**TASK PROMPT**. What is the number of lines in these entries that include "reduce"? Write that number and no other text.
>> BEGIN
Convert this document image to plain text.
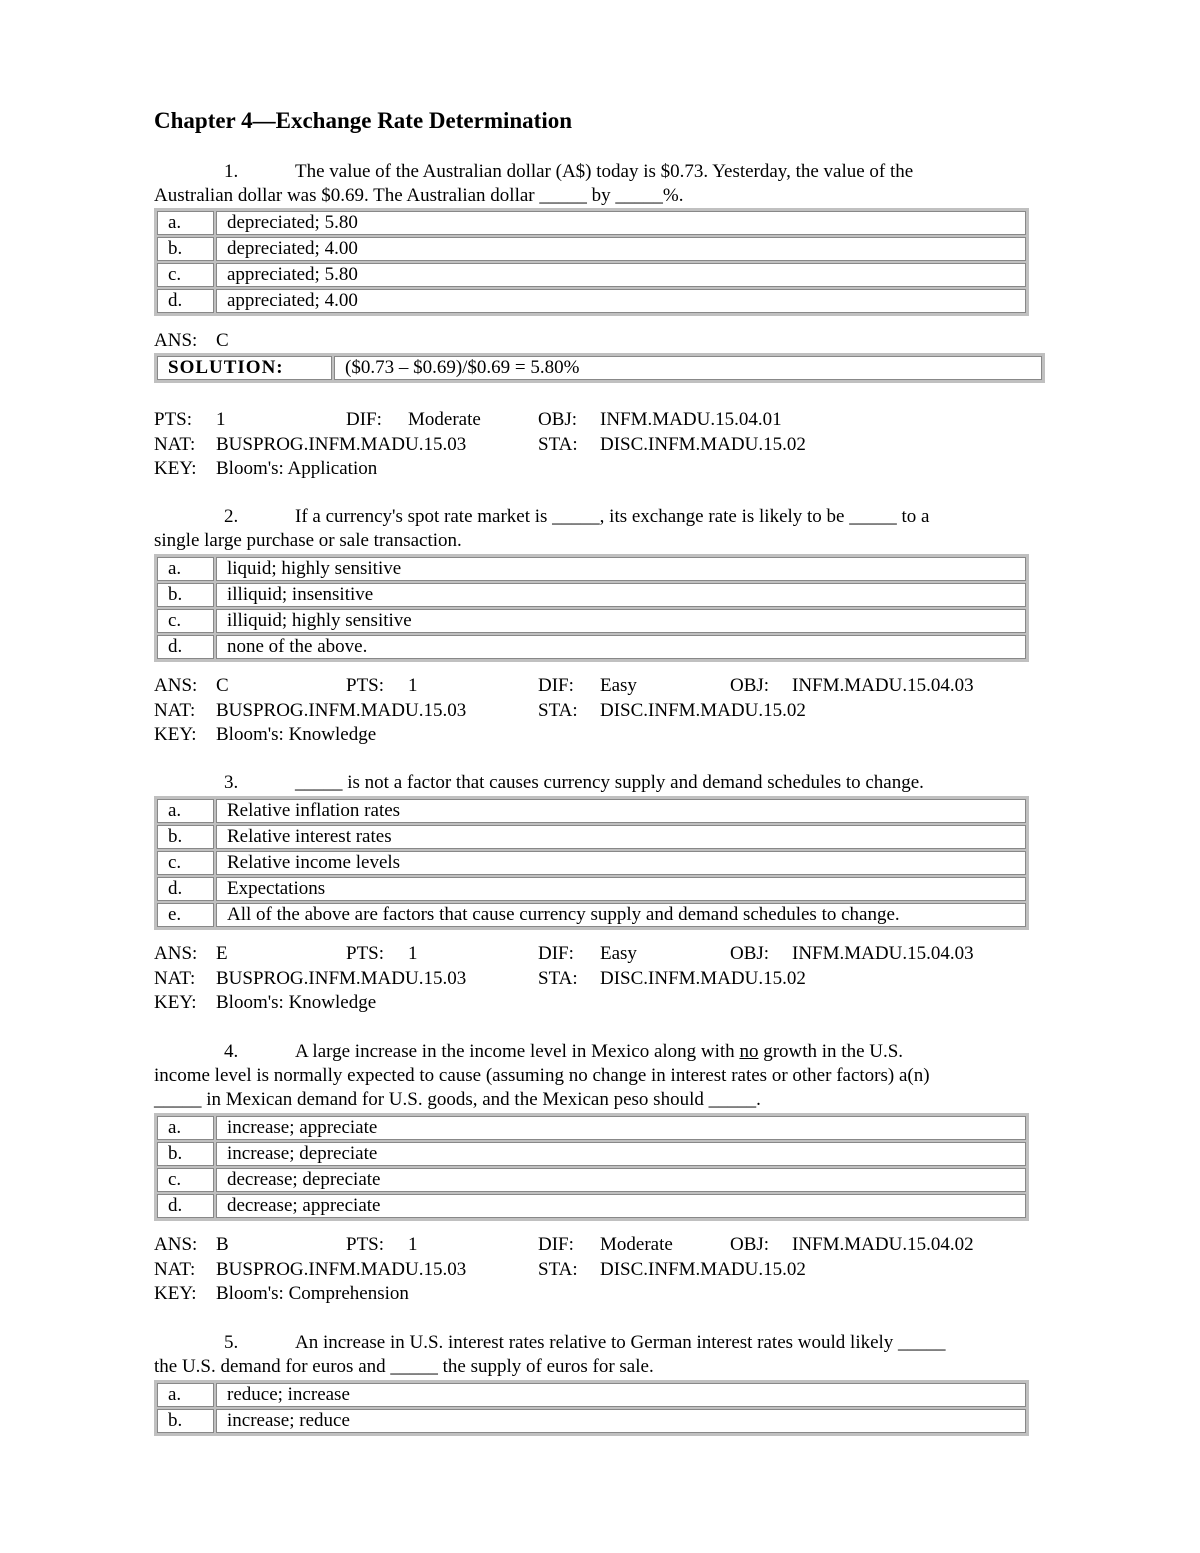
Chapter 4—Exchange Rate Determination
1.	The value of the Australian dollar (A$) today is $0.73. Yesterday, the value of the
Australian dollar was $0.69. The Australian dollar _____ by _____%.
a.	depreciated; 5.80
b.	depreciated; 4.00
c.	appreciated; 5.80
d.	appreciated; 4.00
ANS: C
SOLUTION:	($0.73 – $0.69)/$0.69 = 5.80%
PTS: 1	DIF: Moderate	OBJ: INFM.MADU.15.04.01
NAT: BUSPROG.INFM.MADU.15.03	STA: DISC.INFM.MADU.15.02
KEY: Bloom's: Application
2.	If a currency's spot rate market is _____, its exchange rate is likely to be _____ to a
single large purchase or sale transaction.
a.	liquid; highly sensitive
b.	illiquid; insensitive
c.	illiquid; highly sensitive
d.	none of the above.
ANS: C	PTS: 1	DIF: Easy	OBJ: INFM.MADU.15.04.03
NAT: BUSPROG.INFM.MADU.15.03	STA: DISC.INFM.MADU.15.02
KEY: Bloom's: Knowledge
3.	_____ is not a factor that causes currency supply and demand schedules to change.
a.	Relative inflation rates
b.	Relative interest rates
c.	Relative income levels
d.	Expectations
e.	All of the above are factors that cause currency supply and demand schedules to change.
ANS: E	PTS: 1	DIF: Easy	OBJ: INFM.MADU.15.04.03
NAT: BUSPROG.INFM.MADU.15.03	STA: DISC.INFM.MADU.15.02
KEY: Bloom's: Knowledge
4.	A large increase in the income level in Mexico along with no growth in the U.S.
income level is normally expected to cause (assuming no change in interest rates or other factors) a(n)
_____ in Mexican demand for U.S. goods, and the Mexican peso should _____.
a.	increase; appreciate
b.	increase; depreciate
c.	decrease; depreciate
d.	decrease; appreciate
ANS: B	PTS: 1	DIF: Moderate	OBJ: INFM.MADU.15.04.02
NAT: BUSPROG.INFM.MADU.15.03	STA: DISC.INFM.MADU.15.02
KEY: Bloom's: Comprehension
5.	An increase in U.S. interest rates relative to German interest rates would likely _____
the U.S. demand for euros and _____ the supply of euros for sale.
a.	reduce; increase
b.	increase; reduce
>> END
>> BEGIN
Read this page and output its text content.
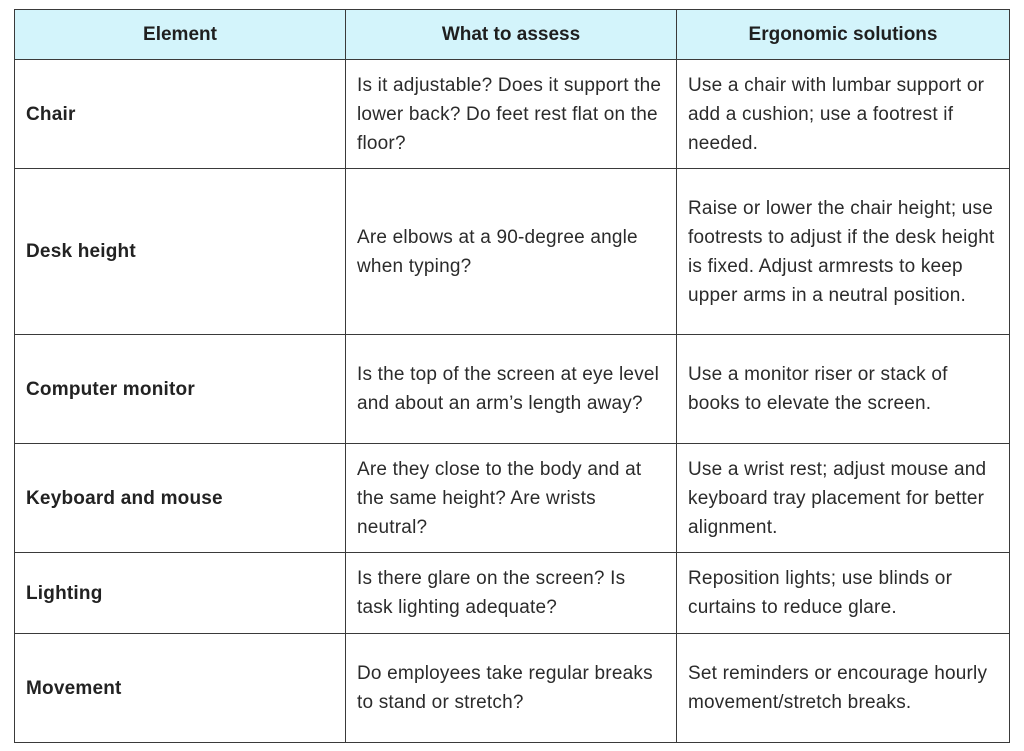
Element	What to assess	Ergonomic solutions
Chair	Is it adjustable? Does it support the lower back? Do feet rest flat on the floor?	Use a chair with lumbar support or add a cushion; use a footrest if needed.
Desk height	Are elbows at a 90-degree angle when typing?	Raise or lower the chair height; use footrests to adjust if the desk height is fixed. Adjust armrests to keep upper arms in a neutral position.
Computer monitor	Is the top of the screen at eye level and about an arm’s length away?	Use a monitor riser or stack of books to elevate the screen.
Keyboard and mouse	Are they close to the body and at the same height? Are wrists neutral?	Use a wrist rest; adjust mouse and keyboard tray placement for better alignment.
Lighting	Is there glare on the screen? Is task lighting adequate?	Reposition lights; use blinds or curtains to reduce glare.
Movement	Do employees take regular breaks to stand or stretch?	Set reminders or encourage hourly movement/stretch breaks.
>> END
>> BEGIN
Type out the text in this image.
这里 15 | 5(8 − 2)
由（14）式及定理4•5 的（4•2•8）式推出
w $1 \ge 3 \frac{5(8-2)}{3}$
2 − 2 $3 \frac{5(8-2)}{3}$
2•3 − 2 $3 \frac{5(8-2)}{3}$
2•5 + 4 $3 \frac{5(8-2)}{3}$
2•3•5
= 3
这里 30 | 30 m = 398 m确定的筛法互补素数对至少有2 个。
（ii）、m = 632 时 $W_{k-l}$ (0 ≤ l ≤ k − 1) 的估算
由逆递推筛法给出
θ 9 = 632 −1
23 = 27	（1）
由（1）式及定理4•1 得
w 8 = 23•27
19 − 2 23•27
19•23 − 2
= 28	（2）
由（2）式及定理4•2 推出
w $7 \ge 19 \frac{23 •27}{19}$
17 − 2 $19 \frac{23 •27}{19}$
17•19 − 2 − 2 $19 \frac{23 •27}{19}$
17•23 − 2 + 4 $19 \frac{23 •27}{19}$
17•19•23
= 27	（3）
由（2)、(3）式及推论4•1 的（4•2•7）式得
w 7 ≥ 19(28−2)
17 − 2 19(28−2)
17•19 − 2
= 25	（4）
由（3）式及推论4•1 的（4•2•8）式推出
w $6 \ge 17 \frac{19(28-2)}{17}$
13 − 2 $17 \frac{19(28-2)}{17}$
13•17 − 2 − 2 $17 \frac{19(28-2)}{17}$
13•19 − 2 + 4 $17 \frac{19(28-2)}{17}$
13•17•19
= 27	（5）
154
>> END
**SOLVED EXERCISE**. 3